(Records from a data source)
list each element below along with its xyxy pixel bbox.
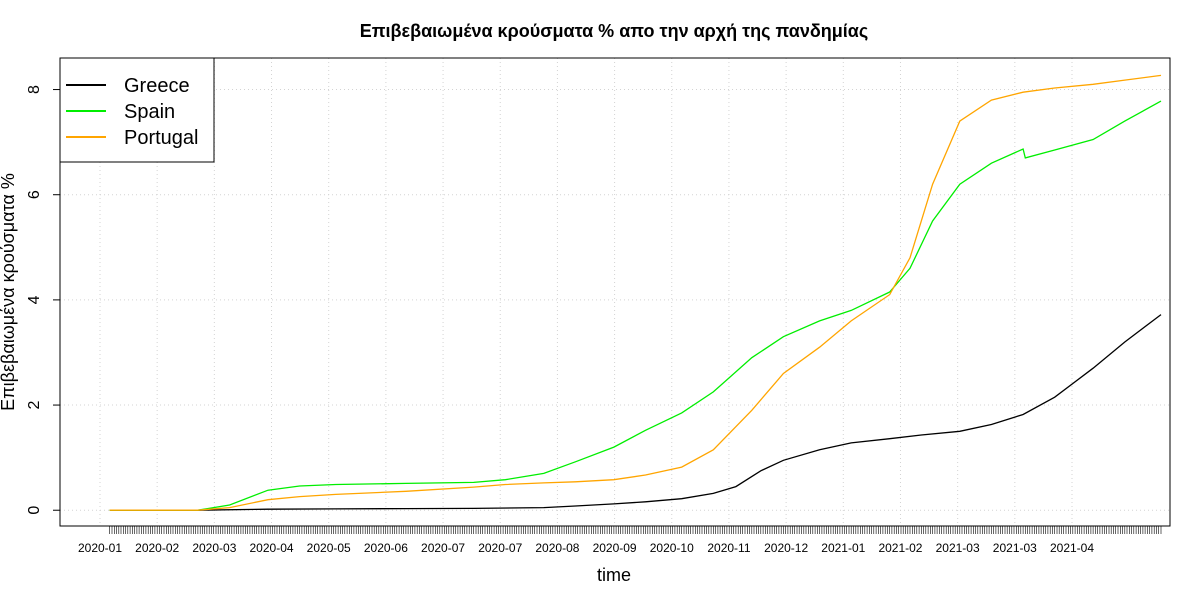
x-tick-label: 2021-02 bbox=[878, 541, 922, 555]
x-axis: 2020-01 2020-02 2020-03 2020-04 2020-05 2020-… bbox=[78, 526, 1162, 555]
x-tick-label: 2020-07 bbox=[421, 541, 465, 555]
legend-label-spain: Spain bbox=[124, 101, 175, 123]
chart-title: Επιβεβαιωμένα κρούσματα % απο την αρχή τ… bbox=[360, 21, 868, 41]
x-tick-label: 2021-01 bbox=[821, 541, 865, 555]
x-tick-label: 2020-02 bbox=[135, 541, 179, 555]
y-axis: 0 2 4 6 8 bbox=[26, 85, 60, 515]
plot-frame bbox=[59, 57, 1171, 527]
legend: Greece Spain Portugal bbox=[59, 57, 215, 163]
x-tick-label: 2021-04 bbox=[1050, 541, 1094, 555]
y-tick-label: 2 bbox=[26, 401, 43, 410]
y-axis-title: Επιβεβαιωμένα κρούσματα % bbox=[0, 173, 18, 411]
series-line-portugal bbox=[109, 74, 1162, 511]
x-tick-label: 2020-06 bbox=[364, 541, 408, 555]
grid bbox=[60, 58, 1170, 526]
x-tick-label: 2021-03 bbox=[993, 541, 1037, 555]
legend-label-portugal: Portugal bbox=[124, 127, 199, 149]
x-tick-label: 2021-03 bbox=[936, 541, 980, 555]
x-tick-label: 2020-03 bbox=[192, 541, 236, 555]
x-tick-label: 2020-12 bbox=[764, 541, 808, 555]
legend-label-greece: Greece bbox=[124, 75, 190, 97]
x-tick-label: 2020-09 bbox=[593, 541, 637, 555]
y-tick-label: 6 bbox=[26, 190, 43, 199]
x-axis-title: time bbox=[597, 565, 631, 585]
y-tick-label: 4 bbox=[26, 295, 43, 304]
x-daily-ticks bbox=[109, 526, 1162, 534]
x-tick-label: 2020-11 bbox=[707, 541, 750, 555]
series-group bbox=[109, 74, 1162, 511]
y-tick-label: 0 bbox=[26, 506, 43, 515]
x-tick-label: 2020-05 bbox=[307, 541, 351, 555]
x-tick-label: 2020-10 bbox=[650, 541, 694, 555]
y-tick-label: 8 bbox=[26, 85, 43, 94]
x-tick-label: 2020-07 bbox=[478, 541, 522, 555]
x-tick-label: 2020-01 bbox=[78, 541, 122, 555]
series-line-spain bbox=[109, 100, 1162, 511]
series-line-greece bbox=[109, 314, 1162, 511]
x-tick-label: 2020-08 bbox=[535, 541, 579, 555]
x-tick-label: 2020-04 bbox=[250, 541, 294, 555]
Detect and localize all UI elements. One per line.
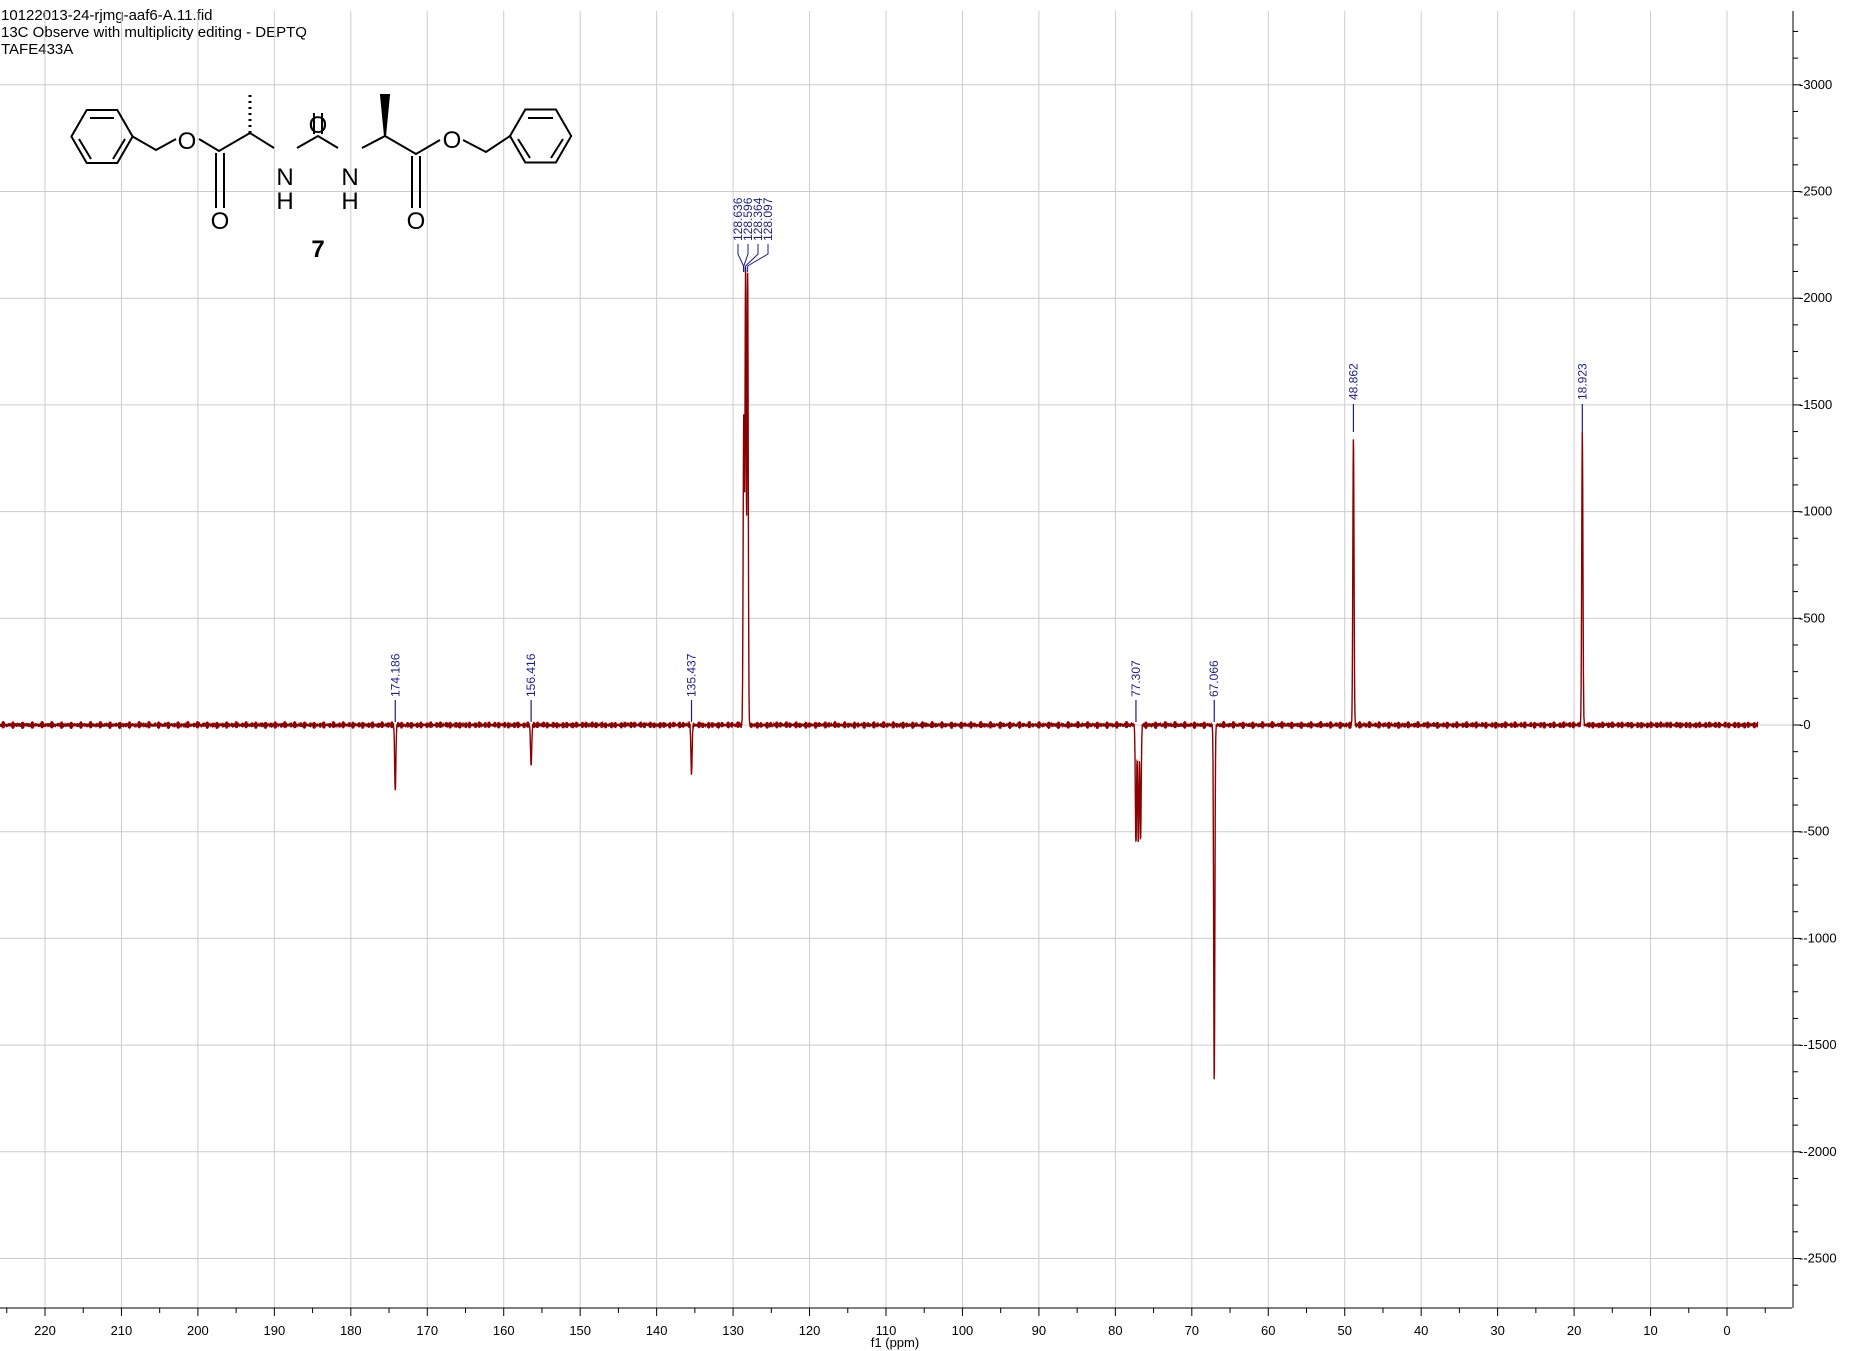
x-tick-label: 210 <box>111 1323 133 1338</box>
peak-label: 128.596 <box>741 197 755 241</box>
x-axis-label: f1 (ppm) <box>871 1335 919 1350</box>
y-tick-label: -2000 <box>1799 290 1832 305</box>
bond-chain <box>384 135 441 156</box>
x-axis: f1 (ppm) 220 210 200 190 180 170 160 150 140 130 1… <box>6 1308 1766 1350</box>
bond-chain <box>361 135 386 149</box>
peak-markers <box>394 244 1583 722</box>
peak-label: 77.307 <box>1129 660 1143 697</box>
x-tick-label: 0 <box>1723 1323 1730 1338</box>
compound-number: 7 <box>311 236 324 263</box>
x-tick-label: 200 <box>187 1323 209 1338</box>
peak-labels: 174.186 156.416 135.437 77.307 67.066 48.862 1… <box>388 197 1589 697</box>
y-tick-label: -1500 <box>1799 397 1832 412</box>
benzene-ring-right <box>508 108 573 164</box>
experiment-name: 13C Observe with multiplicity editing - … <box>1 24 307 41</box>
bold-wedge <box>379 94 391 137</box>
x-tick-label: 170 <box>416 1323 438 1338</box>
peak-label: 128.364 <box>751 197 765 241</box>
ring-double-bond <box>112 138 126 160</box>
x-tick-label: 90 <box>1032 1323 1046 1338</box>
x-tick-label: 140 <box>646 1323 668 1338</box>
bond-chain <box>462 135 511 154</box>
peak-marker <box>745 244 759 272</box>
spectrum-line <box>0 267 1759 1080</box>
x-tick-label: 60 <box>1261 1323 1275 1338</box>
peak-label: 48.862 <box>1346 363 1360 400</box>
sample-id: TAFE433A <box>1 41 74 58</box>
x-tick-label: 70 <box>1185 1323 1199 1338</box>
peak-label: 135.437 <box>685 653 699 697</box>
bond-chain <box>198 132 251 153</box>
grid-lines <box>0 11 1792 1308</box>
x-tick-label: 220 <box>34 1323 56 1338</box>
y-tick-label: -0 <box>1799 717 1811 732</box>
y-tick-label: --1500 <box>1799 1037 1837 1052</box>
x-tick-label: 20 <box>1567 1323 1581 1338</box>
peak-label: 18.923 <box>1575 363 1589 400</box>
peak-label: 128.636 <box>731 197 745 241</box>
x-tick-label: 80 <box>1108 1323 1122 1338</box>
x-tick-label: 180 <box>340 1323 362 1338</box>
y-axis: -3000 -2500 -2000 -1500 -1000 -500 -0 --500 --10… <box>1793 30 1837 1286</box>
atom-label: O <box>407 208 426 235</box>
x-tick-label: 100 <box>952 1323 974 1338</box>
x-tick-label: 120 <box>799 1323 821 1338</box>
peak-marker <box>743 244 749 272</box>
y-tick-label: -3000 <box>1799 77 1832 92</box>
x-tick-label: 130 <box>722 1323 744 1338</box>
y-tick-label: --1000 <box>1799 930 1837 945</box>
ring-double-bond <box>550 138 564 159</box>
spectrum-trace <box>0 267 1759 1080</box>
peak-label: 67.066 <box>1207 660 1221 697</box>
y-tick-label: -500 <box>1799 610 1825 625</box>
peak-label: 174.186 <box>388 653 402 697</box>
benzene-ring-left <box>70 109 134 164</box>
peak-label: 128.097 <box>761 197 775 241</box>
atom-label: N <box>341 164 358 191</box>
molecule-atom-labels: O O N H O N H O O 7 <box>178 112 462 263</box>
peak-marker <box>747 244 769 272</box>
ring-double-bond <box>517 138 531 159</box>
bond-chain <box>296 134 339 149</box>
atom-label: N <box>276 164 293 191</box>
plot-frame <box>0 11 1794 1309</box>
x-tick-label: 110 <box>876 1323 897 1338</box>
x-tick-label: 10 <box>1643 1323 1657 1338</box>
spectrum-header: 10122013-24-rjmg-aaf6-A.11.fid 13C Obser… <box>1 7 307 58</box>
atom-label: O <box>211 208 230 235</box>
atom-label: O <box>178 128 197 155</box>
x-tick-label: 160 <box>493 1323 515 1338</box>
molecule-structure <box>70 94 573 208</box>
y-tick-label: --500 <box>1799 824 1829 839</box>
y-tick-label: --2000 <box>1799 1144 1837 1159</box>
x-tick-label: 50 <box>1337 1323 1351 1338</box>
peak-label: 156.416 <box>524 653 538 697</box>
atom-label: H <box>276 188 293 215</box>
file-name: 10122013-24-rjmg-aaf6-A.11.fid <box>1 7 213 24</box>
ring-double-bond <box>78 138 92 160</box>
bond-chain <box>132 135 177 152</box>
x-tick-label: 150 <box>569 1323 591 1338</box>
x-tick-label: 190 <box>264 1323 286 1338</box>
x-tick-label: 30 <box>1490 1323 1504 1338</box>
atom-label: H <box>341 188 358 215</box>
bond-chain <box>249 132 275 149</box>
y-tick-label: --2500 <box>1799 1251 1837 1266</box>
y-tick-label: -1000 <box>1799 504 1832 519</box>
y-tick-label: -2500 <box>1799 184 1832 199</box>
x-tick-label: 40 <box>1414 1323 1428 1338</box>
atom-label: O <box>309 112 328 139</box>
atom-label: O <box>443 127 462 154</box>
peak-marker <box>737 244 745 272</box>
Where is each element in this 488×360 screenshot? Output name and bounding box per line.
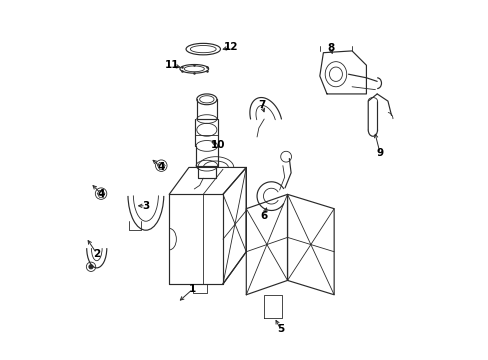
Text: 5: 5 <box>276 324 284 334</box>
Text: 2: 2 <box>93 248 100 258</box>
Text: 6: 6 <box>260 211 267 221</box>
Text: 8: 8 <box>326 43 333 53</box>
Text: 3: 3 <box>142 201 149 211</box>
Text: 9: 9 <box>376 148 383 158</box>
Circle shape <box>89 265 93 269</box>
Text: 10: 10 <box>211 140 225 150</box>
Circle shape <box>99 192 103 195</box>
Text: 12: 12 <box>223 42 238 52</box>
Text: 4: 4 <box>97 189 104 199</box>
Text: 7: 7 <box>258 100 265 110</box>
Circle shape <box>159 164 163 168</box>
Text: 1: 1 <box>188 284 196 294</box>
Text: 11: 11 <box>164 60 179 70</box>
Text: 4: 4 <box>157 162 164 172</box>
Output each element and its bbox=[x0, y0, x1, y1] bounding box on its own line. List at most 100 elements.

## Exercise prompt
Output the lines above as a JSON list of strings, one string per line, with blank lines left out. Begin at the line that contains "Text: 5: 5 <box>276 324 284 334</box>" and continue through the end of the records, including both ends.

## Output for this task
[
  "Text: 5: 5 <box>276 324 284 334</box>",
  "Text: 2: 2 <box>93 248 100 258</box>",
  "Text: 6: 6 <box>260 211 267 221</box>",
  "Text: 8: 8 <box>326 43 333 53</box>",
  "Text: 3: 3 <box>142 201 149 211</box>",
  "Text: 9: 9 <box>376 148 383 158</box>",
  "Circle shape <box>89 265 93 269</box>",
  "Text: 10: 10 <box>211 140 225 150</box>",
  "Circle shape <box>99 192 103 195</box>",
  "Text: 12: 12 <box>223 42 238 52</box>",
  "Text: 4: 4 <box>97 189 104 199</box>",
  "Text: 7: 7 <box>258 100 265 110</box>",
  "Circle shape <box>159 164 163 168</box>",
  "Text: 1: 1 <box>188 284 196 294</box>",
  "Text: 11: 11 <box>164 60 179 70</box>",
  "Text: 4: 4 <box>157 162 164 172</box>",
  "Output each element and its bbox=[x0, y0, x1, y1] bounding box on its own line. List at most 100 elements."
]